_Written request:_
Within the material below, find each line bearing the word "screenshot" and present it.

_Dataset rows:_
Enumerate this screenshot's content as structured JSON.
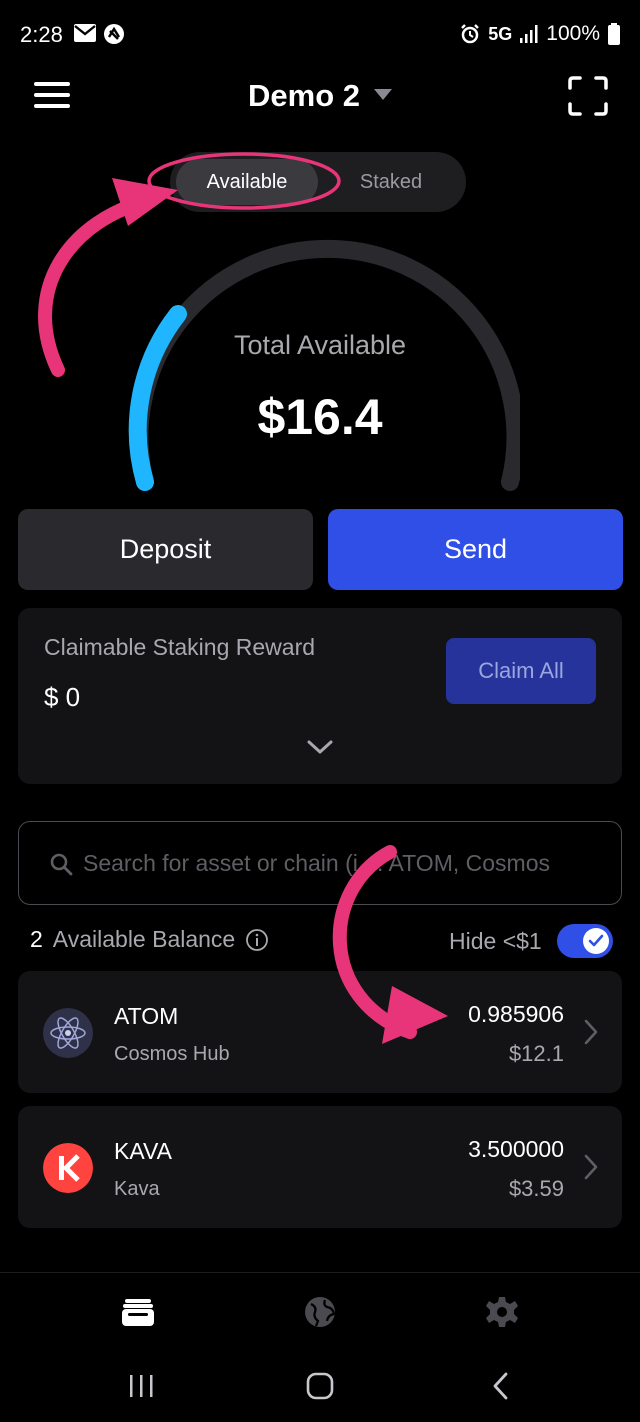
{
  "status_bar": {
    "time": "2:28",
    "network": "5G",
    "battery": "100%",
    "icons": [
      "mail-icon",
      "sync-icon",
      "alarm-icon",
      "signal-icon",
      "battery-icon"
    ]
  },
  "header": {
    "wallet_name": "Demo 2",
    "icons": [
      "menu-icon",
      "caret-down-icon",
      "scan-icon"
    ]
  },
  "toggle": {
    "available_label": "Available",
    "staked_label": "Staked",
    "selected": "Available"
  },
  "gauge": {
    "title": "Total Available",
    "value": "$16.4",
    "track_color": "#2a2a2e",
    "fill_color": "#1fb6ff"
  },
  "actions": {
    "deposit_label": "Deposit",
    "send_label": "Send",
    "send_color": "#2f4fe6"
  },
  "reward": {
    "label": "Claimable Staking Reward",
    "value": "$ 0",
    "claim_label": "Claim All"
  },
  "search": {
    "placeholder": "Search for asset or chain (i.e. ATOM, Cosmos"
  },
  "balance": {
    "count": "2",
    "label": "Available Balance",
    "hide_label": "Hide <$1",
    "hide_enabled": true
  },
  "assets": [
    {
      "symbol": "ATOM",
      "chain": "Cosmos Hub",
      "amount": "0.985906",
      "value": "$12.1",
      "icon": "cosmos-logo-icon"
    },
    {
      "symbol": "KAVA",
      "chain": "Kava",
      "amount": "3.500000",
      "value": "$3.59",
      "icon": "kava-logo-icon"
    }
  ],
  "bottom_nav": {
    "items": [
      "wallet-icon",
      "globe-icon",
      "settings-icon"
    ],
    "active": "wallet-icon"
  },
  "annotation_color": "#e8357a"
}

---

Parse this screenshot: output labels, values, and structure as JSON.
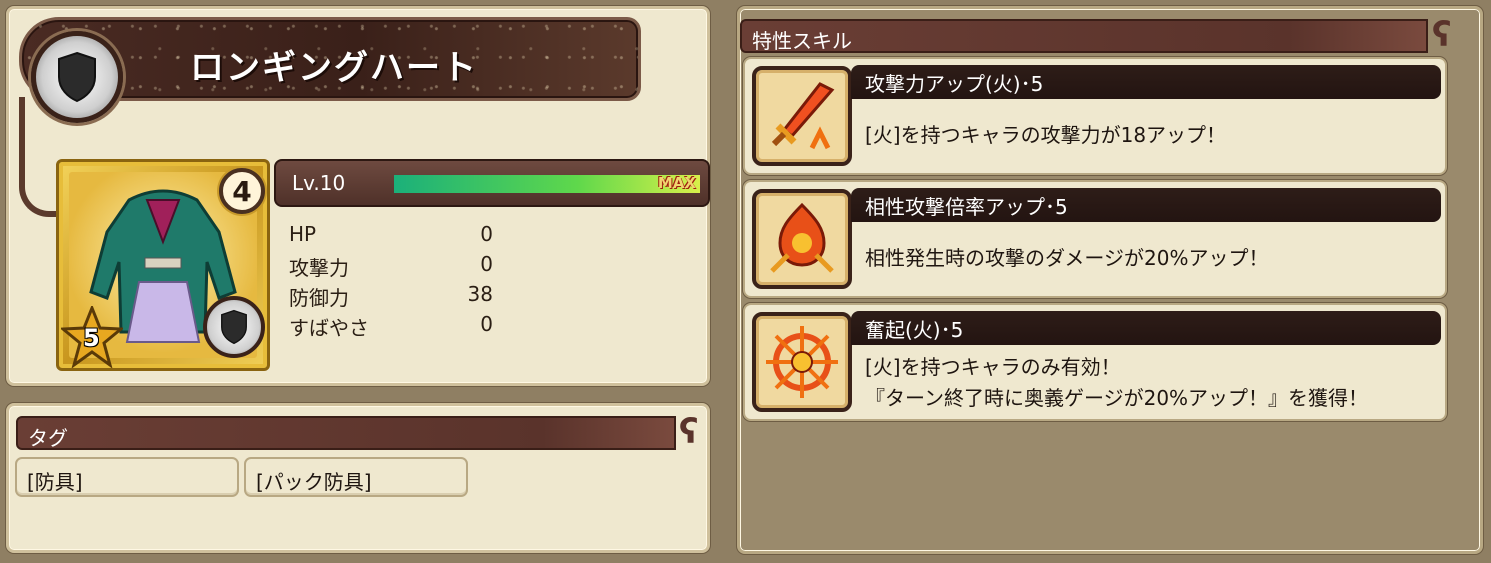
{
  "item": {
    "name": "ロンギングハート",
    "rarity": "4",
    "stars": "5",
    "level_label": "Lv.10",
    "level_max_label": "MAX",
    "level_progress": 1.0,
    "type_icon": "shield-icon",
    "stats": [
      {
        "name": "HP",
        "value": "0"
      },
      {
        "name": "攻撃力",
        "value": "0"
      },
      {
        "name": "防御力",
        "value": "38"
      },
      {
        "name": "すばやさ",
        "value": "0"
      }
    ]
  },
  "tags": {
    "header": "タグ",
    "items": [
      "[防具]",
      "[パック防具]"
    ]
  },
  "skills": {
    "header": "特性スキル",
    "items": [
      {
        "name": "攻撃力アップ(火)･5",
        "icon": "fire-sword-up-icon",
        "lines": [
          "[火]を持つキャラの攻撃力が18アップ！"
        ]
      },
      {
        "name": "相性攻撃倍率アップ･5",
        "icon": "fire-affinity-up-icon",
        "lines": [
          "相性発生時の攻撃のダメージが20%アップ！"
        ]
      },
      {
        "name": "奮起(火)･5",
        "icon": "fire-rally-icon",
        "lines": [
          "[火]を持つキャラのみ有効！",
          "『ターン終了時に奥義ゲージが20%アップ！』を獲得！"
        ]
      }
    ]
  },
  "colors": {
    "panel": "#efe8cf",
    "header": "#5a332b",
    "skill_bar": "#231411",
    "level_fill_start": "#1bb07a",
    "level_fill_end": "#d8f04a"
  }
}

_Solved exercise:_
Enumerate this screenshot's content as structured JSON.
Parse this screenshot: output labels, values, and structure as JSON.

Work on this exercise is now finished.